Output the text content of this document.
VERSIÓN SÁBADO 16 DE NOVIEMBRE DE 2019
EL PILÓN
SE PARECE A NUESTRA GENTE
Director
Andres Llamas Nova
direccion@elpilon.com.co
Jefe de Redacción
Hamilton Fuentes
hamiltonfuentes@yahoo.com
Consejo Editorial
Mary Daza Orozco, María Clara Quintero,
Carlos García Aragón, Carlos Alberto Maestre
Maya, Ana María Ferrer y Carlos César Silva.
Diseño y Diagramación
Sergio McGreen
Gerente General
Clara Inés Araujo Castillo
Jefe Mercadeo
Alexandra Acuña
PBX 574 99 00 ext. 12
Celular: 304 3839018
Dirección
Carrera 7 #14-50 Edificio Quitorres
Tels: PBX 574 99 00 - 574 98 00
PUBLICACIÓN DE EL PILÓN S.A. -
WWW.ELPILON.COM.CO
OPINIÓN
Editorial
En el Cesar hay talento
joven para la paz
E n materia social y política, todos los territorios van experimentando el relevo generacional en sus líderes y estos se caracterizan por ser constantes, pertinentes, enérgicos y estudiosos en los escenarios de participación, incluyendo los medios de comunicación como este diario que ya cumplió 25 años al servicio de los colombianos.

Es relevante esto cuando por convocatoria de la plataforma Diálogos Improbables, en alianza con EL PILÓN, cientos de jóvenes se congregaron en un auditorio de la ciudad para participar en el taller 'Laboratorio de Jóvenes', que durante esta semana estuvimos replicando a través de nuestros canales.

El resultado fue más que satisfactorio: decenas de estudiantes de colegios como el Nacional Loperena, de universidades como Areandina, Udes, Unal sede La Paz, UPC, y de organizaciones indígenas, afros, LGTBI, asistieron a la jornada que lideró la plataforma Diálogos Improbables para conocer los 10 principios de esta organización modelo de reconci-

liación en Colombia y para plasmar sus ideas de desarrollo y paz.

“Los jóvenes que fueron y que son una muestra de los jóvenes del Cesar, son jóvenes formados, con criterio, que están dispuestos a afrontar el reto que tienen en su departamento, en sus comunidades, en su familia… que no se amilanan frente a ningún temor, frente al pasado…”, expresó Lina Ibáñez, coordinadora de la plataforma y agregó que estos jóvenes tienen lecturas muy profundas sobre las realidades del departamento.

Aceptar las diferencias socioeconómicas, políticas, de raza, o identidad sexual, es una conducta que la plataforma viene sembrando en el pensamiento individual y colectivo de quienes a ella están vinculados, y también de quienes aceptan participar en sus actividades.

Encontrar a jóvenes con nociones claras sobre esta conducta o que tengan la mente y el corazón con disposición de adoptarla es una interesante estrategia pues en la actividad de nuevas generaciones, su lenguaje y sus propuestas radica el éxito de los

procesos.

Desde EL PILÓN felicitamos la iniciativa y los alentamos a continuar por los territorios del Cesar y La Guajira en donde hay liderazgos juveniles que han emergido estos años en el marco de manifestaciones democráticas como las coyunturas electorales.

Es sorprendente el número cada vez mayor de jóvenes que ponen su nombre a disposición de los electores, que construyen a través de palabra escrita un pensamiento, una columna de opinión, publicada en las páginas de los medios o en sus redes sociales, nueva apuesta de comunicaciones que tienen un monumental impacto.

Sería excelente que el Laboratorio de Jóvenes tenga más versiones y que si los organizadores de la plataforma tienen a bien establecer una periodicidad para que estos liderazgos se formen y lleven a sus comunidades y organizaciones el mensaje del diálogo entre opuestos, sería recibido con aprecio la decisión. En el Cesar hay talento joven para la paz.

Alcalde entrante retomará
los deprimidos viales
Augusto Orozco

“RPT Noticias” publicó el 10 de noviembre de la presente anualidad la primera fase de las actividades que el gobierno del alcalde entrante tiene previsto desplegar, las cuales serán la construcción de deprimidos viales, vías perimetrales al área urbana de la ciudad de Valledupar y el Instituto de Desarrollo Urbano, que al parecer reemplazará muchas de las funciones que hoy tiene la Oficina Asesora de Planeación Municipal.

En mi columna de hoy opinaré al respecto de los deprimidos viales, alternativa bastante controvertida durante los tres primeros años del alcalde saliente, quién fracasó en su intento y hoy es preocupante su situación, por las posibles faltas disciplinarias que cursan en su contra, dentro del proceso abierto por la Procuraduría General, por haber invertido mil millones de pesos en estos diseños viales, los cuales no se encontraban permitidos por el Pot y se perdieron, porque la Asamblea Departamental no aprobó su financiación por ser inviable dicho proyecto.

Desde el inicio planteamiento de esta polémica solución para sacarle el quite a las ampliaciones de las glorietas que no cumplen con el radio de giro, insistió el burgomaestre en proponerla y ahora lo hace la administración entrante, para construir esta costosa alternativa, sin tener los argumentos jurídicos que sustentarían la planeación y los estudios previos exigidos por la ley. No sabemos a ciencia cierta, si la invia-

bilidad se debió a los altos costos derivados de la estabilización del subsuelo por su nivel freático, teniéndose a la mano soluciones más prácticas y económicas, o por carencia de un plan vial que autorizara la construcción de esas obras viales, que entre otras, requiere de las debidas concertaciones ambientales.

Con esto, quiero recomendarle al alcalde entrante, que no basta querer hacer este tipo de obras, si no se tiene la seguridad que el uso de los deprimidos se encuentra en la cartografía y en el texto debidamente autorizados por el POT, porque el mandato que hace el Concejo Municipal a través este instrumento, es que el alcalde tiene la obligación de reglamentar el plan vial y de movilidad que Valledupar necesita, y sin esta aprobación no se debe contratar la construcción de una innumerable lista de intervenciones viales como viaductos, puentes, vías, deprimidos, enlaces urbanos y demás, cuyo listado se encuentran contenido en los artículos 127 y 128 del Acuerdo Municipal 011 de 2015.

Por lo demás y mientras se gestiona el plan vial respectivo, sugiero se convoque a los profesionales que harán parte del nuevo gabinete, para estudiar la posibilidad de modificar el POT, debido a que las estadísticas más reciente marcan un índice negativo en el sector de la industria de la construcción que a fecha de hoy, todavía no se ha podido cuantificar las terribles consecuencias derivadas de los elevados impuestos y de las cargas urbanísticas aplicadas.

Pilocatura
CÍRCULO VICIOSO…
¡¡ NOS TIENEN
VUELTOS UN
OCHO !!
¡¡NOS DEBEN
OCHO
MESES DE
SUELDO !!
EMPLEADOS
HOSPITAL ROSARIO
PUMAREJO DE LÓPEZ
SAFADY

→ TO BE DONE
Report each line in the data that holds the word "ciudad".

→ RESPONSE TO THIS EXERCISE
Es relevante esto cuando por convocatoria de la plataforma Diálogos Improbables, en alianza con EL PILÓN, cientos de jóvenes se congregaron en un auditorio de la ciudad para participar en el taller 'Laboratorio de Jóvenes', que durante esta semana estuvimos replicando a través de nuestros canales.
“RPT Noticias” publicó el 10 de noviembre de la presente anualidad la primera fase de las actividades que el gobierno del alcalde entrante tiene previsto desplegar, las cuales serán la construcción de deprimidos viales, vías perimetrales al área urbana de la ciudad de Valledupar y el Instituto de Desarrollo Urbano, que al parecer reemplazará muchas de las funciones que hoy tiene la Oficina Asesora de Planeación Municipal.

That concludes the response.